* [What you are asked to do]: Your answer must be an exact copy of all the entries.

Information given: Begin

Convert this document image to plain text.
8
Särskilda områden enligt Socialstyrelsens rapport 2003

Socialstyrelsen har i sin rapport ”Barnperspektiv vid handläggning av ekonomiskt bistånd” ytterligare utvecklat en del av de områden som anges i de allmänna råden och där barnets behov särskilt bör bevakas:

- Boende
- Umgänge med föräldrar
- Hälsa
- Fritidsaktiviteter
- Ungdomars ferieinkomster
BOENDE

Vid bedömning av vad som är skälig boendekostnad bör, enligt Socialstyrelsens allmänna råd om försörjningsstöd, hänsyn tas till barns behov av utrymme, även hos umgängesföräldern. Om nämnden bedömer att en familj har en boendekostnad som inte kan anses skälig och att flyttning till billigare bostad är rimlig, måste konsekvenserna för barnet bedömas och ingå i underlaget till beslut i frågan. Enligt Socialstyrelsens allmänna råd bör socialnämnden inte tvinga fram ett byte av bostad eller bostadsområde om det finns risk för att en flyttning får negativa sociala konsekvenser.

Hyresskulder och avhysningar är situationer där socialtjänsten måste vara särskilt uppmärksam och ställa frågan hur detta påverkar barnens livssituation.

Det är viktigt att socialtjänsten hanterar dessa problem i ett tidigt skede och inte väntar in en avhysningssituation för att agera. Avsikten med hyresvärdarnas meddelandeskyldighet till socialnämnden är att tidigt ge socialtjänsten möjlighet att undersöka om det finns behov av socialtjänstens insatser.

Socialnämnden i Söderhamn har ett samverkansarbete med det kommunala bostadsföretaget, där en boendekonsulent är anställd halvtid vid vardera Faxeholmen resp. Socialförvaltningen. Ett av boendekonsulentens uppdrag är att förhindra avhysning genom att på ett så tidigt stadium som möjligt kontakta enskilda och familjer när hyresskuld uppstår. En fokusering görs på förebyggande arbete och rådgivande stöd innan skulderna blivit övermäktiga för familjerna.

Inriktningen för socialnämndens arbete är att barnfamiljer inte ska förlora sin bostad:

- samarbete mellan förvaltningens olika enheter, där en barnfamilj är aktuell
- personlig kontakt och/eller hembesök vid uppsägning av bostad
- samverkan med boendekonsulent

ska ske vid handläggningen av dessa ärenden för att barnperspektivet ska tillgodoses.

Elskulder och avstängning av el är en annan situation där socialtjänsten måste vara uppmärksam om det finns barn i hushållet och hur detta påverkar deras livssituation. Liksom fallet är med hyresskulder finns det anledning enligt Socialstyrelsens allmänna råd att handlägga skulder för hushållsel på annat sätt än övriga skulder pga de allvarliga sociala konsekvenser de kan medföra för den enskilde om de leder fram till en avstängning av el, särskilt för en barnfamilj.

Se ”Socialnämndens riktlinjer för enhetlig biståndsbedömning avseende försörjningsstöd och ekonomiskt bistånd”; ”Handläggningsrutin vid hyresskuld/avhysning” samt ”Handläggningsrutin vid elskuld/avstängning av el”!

Information given: End

* [Your response]:
Convert this document image to plain text.
8
Särskilda områden enligt Socialstyrelsens rapport 2003

Socialstyrelsen har i sin rapport ”Barnperspektiv vid handläggning av ekonomiskt bistånd” ytterligare utvecklat en del av de områden som anges i de allmänna råden och där barnets behov särskilt bör bevakas:

- Boende
- Umgänge med föräldrar
- Hälsa
- Fritidsaktiviteter
- Ungdomars ferieinkomster
BOENDE

Vid bedömning av vad som är skälig boendekostnad bör, enligt Socialstyrelsens allmänna råd om försörjningsstöd, hänsyn tas till barns behov av utrymme, även hos umgängesföräldern. Om nämnden bedömer att en familj har en boendekostnad som inte kan anses skälig och att flyttning till billigare bostad är rimlig, måste konsekvenserna för barnet bedömas och ingå i underlaget till beslut i frågan. Enligt Socialstyrelsens allmänna råd bör socialnämnden inte tvinga fram ett byte av bostad eller bostadsområde om det finns risk för att en flyttning får negativa sociala konsekvenser.

Hyresskulder och avhysningar är situationer där socialtjänsten måste vara särskilt uppmärksam och ställa frågan hur detta påverkar barnens livssituation.

Det är viktigt att socialtjänsten hanterar dessa problem i ett tidigt skede och inte väntar in en avhysningssituation för att agera. Avsikten med hyresvärdarnas meddelandeskyldighet till socialnämnden är att tidigt ge socialtjänsten möjlighet att undersöka om det finns behov av socialtjänstens insatser.

Socialnämnden i Söderhamn har ett samverkansarbete med det kommunala bostadsföretaget, där en boendekonsulent är anställd halvtid vid vardera Faxeholmen resp. Socialförvaltningen. Ett av boendekonsulentens uppdrag är att förhindra avhysning genom att på ett så tidigt stadium som möjligt kontakta enskilda och familjer när hyresskuld uppstår. En fokusering görs på förebyggande arbete och rådgivande stöd innan skulderna blivit övermäktiga för familjerna.

Inriktningen för socialnämndens arbete är att barnfamiljer inte ska förlora sin bostad:

- samarbete mellan förvaltningens olika enheter, där en barnfamilj är aktuell
- personlig kontakt och/eller hembesök vid uppsägning av bostad
- samverkan med boendekonsulent

ska ske vid handläggningen av dessa ärenden för att barnperspektivet ska tillgodoses.

Elskulder och avstängning av el är en annan situation där socialtjänsten måste vara uppmärksam om det finns barn i hushållet och hur detta påverkar deras livssituation. Liksom fallet är med hyresskulder finns det anledning enligt Socialstyrelsens allmänna råd att handlägga skulder för hushållsel på annat sätt än övriga skulder pga de allvarliga sociala konsekvenser de kan medföra för den enskilde om de leder fram till en avstängning av el, särskilt för en barnfamilj.

Se ”Socialnämndens riktlinjer för enhetlig biståndsbedömning avseende försörjningsstöd och ekonomiskt bistånd”; ”Handläggningsrutin vid hyresskuld/avhysning” samt ”Handläggningsrutin vid elskuld/avstängning av el”!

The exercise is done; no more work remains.